(Figure data in JSON)

start

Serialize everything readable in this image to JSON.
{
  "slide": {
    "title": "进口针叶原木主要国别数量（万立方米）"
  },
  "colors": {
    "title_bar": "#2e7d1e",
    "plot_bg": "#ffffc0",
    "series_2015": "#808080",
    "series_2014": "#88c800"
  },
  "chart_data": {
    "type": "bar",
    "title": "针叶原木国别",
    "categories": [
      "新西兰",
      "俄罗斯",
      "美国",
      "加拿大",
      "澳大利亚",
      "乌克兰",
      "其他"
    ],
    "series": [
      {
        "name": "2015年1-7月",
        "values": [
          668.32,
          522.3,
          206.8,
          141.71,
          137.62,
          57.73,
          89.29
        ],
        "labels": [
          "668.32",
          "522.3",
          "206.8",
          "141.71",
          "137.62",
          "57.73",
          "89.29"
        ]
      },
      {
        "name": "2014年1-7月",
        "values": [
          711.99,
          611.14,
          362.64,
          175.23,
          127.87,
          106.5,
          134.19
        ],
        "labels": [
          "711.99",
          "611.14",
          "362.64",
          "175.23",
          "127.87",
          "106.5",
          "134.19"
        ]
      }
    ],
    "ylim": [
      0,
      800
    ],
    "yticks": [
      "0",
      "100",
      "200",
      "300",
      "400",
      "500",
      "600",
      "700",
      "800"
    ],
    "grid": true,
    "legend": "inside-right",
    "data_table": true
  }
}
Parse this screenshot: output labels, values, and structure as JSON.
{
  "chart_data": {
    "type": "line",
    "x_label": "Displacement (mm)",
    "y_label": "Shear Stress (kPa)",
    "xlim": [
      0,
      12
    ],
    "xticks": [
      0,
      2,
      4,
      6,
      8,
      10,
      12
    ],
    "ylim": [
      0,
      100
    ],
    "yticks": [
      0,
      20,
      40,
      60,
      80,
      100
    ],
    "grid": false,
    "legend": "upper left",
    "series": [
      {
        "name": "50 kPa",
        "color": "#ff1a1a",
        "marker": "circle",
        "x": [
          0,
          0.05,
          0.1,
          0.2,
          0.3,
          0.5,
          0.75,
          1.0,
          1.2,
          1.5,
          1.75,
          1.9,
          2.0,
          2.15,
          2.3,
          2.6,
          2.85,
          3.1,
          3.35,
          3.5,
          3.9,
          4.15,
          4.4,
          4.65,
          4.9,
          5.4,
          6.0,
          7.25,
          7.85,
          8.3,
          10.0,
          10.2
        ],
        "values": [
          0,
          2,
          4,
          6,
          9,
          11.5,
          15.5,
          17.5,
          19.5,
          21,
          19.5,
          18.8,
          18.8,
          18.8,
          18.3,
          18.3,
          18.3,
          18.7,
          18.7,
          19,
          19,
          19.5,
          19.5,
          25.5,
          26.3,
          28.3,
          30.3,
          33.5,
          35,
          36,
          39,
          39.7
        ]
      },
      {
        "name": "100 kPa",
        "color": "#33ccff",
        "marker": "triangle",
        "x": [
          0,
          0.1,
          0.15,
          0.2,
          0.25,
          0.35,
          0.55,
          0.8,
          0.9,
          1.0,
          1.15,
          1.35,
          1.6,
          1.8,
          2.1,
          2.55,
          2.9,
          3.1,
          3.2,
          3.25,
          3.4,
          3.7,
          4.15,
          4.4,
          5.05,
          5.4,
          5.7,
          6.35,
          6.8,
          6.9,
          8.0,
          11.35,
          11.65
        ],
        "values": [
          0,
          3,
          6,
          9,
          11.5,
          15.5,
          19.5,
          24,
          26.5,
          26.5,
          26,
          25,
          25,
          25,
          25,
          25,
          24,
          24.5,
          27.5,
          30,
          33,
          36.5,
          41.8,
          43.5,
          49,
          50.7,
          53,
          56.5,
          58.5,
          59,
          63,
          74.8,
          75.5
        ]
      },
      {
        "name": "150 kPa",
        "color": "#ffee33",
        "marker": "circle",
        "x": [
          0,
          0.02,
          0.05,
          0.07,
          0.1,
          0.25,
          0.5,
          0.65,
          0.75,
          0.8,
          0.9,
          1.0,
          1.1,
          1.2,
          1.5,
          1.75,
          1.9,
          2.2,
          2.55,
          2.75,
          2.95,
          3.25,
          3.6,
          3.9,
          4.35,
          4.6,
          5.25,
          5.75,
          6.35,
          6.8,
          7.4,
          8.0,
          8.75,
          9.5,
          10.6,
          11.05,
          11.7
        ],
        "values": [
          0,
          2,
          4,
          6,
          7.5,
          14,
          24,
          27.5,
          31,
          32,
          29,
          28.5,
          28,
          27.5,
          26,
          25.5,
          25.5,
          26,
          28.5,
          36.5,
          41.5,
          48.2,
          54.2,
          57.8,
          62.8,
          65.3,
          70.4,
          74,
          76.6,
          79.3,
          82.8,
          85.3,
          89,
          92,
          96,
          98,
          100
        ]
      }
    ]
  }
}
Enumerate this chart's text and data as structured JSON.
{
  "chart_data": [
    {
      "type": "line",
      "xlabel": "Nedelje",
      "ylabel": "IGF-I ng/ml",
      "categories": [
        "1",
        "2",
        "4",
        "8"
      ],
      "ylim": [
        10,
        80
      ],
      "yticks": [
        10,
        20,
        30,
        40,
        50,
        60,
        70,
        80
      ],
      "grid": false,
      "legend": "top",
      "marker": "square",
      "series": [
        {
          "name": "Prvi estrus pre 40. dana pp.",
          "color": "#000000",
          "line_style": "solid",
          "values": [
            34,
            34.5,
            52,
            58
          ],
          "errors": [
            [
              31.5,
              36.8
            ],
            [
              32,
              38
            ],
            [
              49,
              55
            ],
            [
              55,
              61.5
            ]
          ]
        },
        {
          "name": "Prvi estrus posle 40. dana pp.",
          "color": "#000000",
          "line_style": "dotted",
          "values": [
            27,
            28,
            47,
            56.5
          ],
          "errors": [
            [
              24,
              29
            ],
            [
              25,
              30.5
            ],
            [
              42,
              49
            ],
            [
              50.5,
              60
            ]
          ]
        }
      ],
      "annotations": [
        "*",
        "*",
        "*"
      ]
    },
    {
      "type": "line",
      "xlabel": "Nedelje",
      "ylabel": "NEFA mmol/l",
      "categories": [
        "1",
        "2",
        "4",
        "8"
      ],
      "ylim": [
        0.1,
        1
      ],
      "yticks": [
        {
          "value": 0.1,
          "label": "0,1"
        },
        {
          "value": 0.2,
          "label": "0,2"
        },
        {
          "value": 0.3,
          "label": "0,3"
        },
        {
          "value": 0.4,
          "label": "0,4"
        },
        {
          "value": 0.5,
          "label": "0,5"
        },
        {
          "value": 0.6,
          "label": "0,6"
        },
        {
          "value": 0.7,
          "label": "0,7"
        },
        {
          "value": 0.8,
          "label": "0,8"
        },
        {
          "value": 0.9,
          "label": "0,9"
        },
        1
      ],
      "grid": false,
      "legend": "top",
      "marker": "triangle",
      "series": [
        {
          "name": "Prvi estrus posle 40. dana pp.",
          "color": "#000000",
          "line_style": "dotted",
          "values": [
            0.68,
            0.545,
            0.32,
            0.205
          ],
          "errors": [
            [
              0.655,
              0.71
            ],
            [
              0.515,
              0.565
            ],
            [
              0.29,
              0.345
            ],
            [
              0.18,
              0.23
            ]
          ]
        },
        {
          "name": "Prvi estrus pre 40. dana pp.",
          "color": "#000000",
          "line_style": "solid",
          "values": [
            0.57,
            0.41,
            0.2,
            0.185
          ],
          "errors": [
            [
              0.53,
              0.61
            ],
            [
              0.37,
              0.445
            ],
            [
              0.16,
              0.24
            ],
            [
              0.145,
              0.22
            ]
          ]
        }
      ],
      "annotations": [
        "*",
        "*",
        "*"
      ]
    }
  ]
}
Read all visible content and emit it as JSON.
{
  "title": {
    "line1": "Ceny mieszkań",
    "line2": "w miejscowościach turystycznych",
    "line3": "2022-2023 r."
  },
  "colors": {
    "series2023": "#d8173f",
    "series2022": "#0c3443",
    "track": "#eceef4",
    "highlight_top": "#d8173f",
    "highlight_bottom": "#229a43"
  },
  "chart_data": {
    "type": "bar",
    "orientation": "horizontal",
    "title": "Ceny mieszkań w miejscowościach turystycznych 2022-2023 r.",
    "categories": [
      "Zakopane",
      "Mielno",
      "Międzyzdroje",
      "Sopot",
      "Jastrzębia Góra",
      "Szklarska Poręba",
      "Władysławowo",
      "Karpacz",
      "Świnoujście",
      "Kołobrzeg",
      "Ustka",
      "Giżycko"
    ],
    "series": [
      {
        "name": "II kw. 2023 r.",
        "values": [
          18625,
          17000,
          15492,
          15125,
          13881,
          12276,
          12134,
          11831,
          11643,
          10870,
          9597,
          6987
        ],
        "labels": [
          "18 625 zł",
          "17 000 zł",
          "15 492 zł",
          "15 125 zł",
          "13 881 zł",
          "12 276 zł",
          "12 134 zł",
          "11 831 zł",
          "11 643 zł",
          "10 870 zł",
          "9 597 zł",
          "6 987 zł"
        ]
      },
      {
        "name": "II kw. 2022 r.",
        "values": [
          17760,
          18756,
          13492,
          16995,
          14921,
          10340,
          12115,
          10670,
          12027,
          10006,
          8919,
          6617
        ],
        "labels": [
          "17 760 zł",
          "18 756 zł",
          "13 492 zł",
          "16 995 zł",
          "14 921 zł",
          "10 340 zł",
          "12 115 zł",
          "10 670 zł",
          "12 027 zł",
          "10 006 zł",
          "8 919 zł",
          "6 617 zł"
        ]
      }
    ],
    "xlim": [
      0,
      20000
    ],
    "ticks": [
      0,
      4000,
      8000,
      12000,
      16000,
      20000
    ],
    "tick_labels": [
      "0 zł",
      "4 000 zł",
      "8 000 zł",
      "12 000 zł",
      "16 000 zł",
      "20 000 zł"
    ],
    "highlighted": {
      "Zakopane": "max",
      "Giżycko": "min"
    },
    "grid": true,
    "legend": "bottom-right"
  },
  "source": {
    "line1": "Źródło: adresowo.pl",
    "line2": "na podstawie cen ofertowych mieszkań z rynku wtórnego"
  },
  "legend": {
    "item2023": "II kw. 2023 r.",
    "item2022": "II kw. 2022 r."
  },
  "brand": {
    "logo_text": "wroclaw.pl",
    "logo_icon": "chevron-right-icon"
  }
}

end

◆ **Description of the task**
A single figure is required: the number of lines above in which the word "mieszkań" occurs.

◆ **Response for this exercise**
3